Exercise instructions —
Omit all images. Write out the rest of the material exactly.

Source data —
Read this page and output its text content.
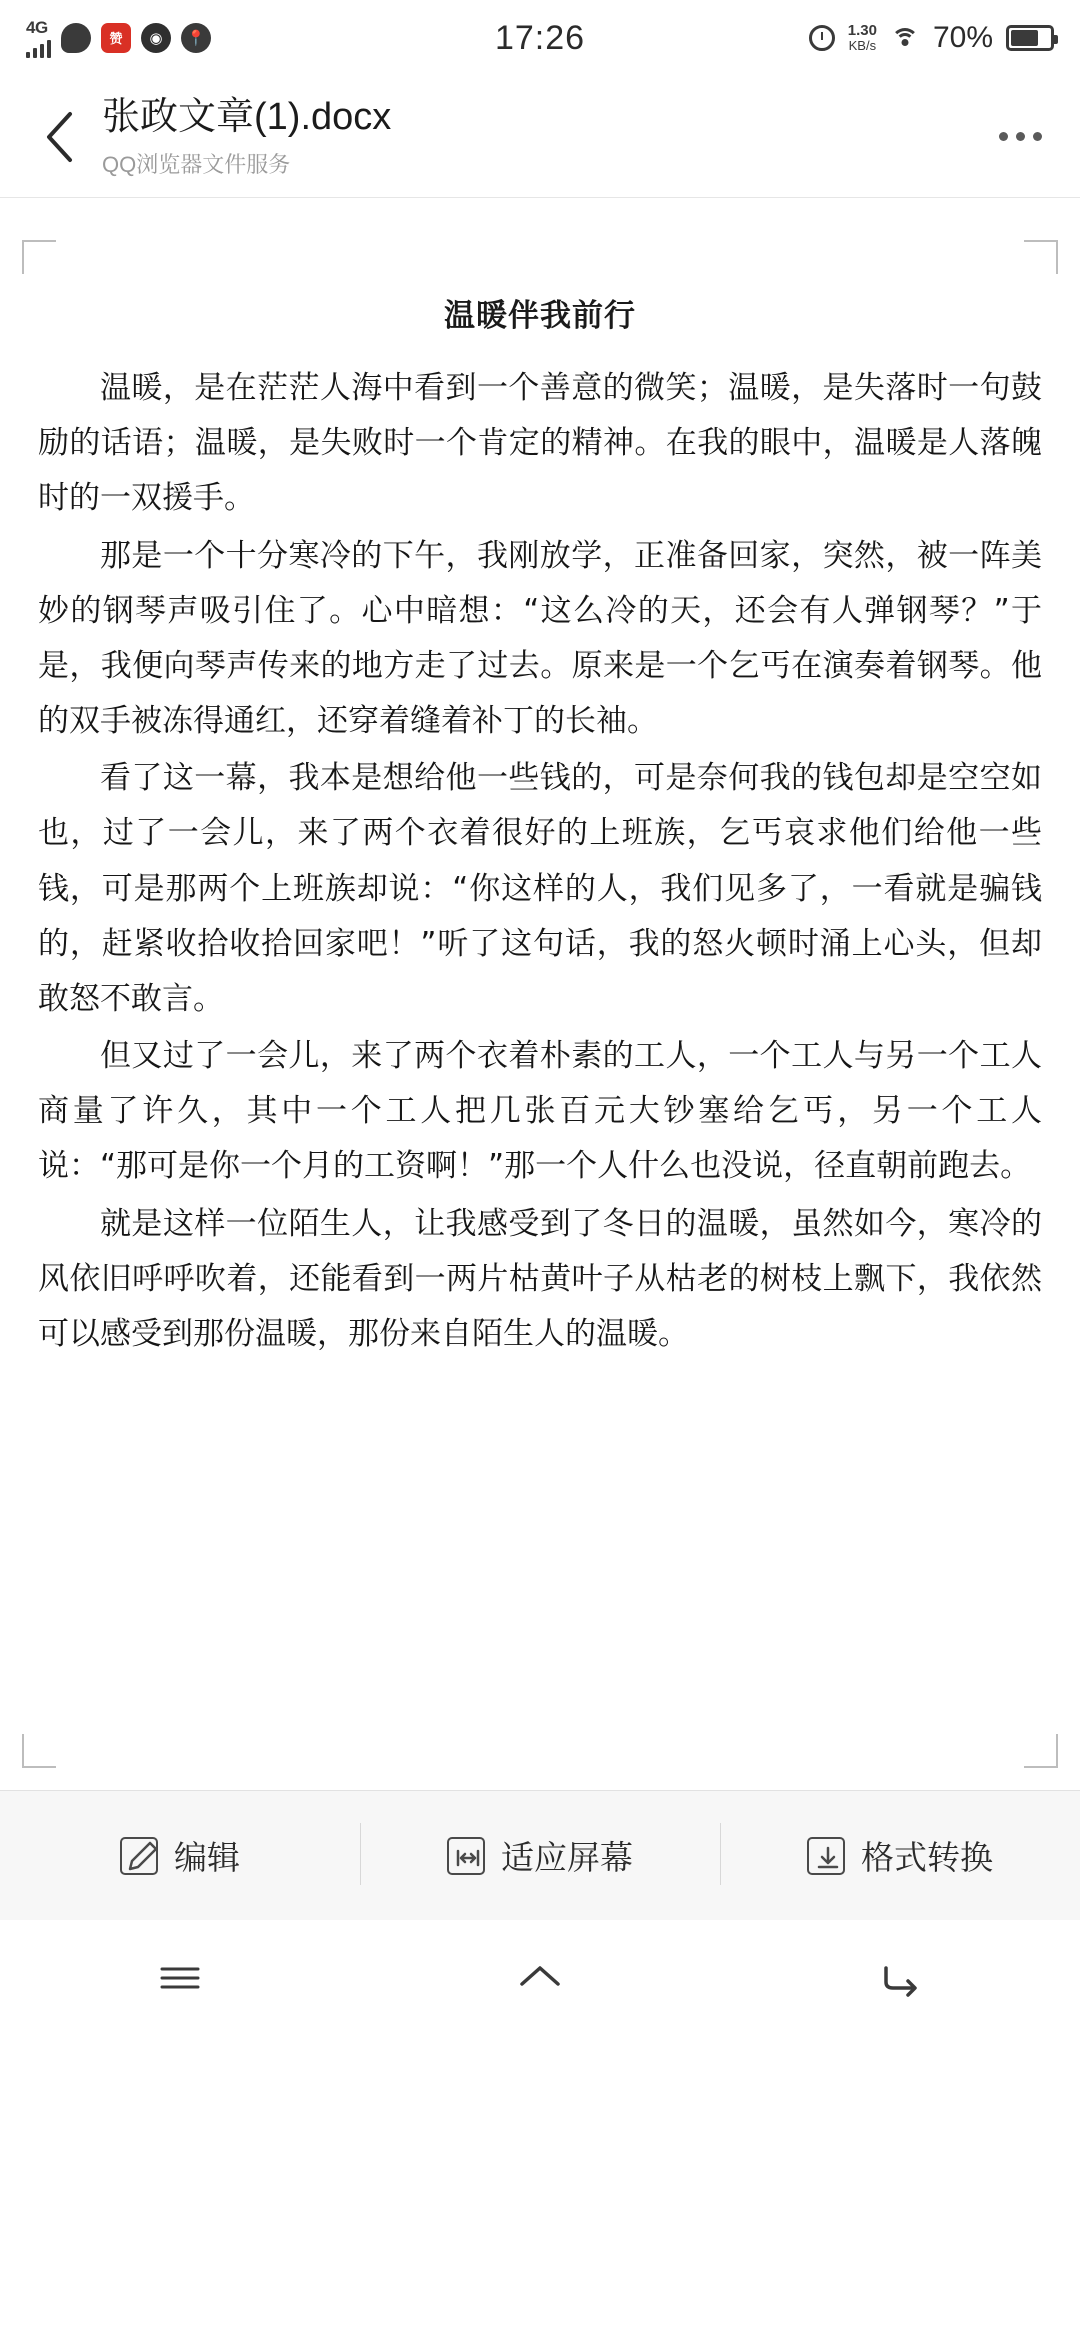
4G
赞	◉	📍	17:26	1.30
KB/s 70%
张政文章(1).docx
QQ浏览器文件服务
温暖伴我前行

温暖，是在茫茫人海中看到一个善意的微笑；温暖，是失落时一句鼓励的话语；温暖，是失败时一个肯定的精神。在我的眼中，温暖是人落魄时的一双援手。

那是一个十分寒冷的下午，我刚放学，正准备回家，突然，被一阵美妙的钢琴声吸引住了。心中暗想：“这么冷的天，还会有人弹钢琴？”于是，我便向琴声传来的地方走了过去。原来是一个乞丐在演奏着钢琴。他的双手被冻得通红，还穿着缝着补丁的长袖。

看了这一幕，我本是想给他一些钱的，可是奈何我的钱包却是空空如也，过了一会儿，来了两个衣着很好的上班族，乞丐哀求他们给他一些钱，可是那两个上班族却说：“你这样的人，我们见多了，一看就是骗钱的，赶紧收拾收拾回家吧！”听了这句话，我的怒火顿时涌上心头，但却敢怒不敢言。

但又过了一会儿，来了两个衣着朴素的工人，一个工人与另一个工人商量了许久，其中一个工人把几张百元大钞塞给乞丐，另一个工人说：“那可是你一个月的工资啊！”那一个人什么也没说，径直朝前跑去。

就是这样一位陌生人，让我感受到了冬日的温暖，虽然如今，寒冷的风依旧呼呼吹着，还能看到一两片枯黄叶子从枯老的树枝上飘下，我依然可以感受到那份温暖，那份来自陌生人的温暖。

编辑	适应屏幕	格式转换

Reply to the exercise —
Read this page and output its text content.
4G
赞	◉	📍	17:26	1.30
KB/s 70%
张政文章(1).docx
QQ浏览器文件服务
温暖伴我前行

温暖，是在茫茫人海中看到一个善意的微笑；温暖，是失落时一句鼓励的话语；温暖，是失败时一个肯定的精神。在我的眼中，温暖是人落魄时的一双援手。

那是一个十分寒冷的下午，我刚放学，正准备回家，突然，被一阵美妙的钢琴声吸引住了。心中暗想：“这么冷的天，还会有人弹钢琴？”于是，我便向琴声传来的地方走了过去。原来是一个乞丐在演奏着钢琴。他的双手被冻得通红，还穿着缝着补丁的长袖。

看了这一幕，我本是想给他一些钱的，可是奈何我的钱包却是空空如也，过了一会儿，来了两个衣着很好的上班族，乞丐哀求他们给他一些钱，可是那两个上班族却说：“你这样的人，我们见多了，一看就是骗钱的，赶紧收拾收拾回家吧！”听了这句话，我的怒火顿时涌上心头，但却敢怒不敢言。

但又过了一会儿，来了两个衣着朴素的工人，一个工人与另一个工人商量了许久，其中一个工人把几张百元大钞塞给乞丐，另一个工人说：“那可是你一个月的工资啊！”那一个人什么也没说，径直朝前跑去。

就是这样一位陌生人，让我感受到了冬日的温暖，虽然如今，寒冷的风依旧呼呼吹着，还能看到一两片枯黄叶子从枯老的树枝上飘下，我依然可以感受到那份温暖，那份来自陌生人的温暖。

编辑	适应屏幕	格式转换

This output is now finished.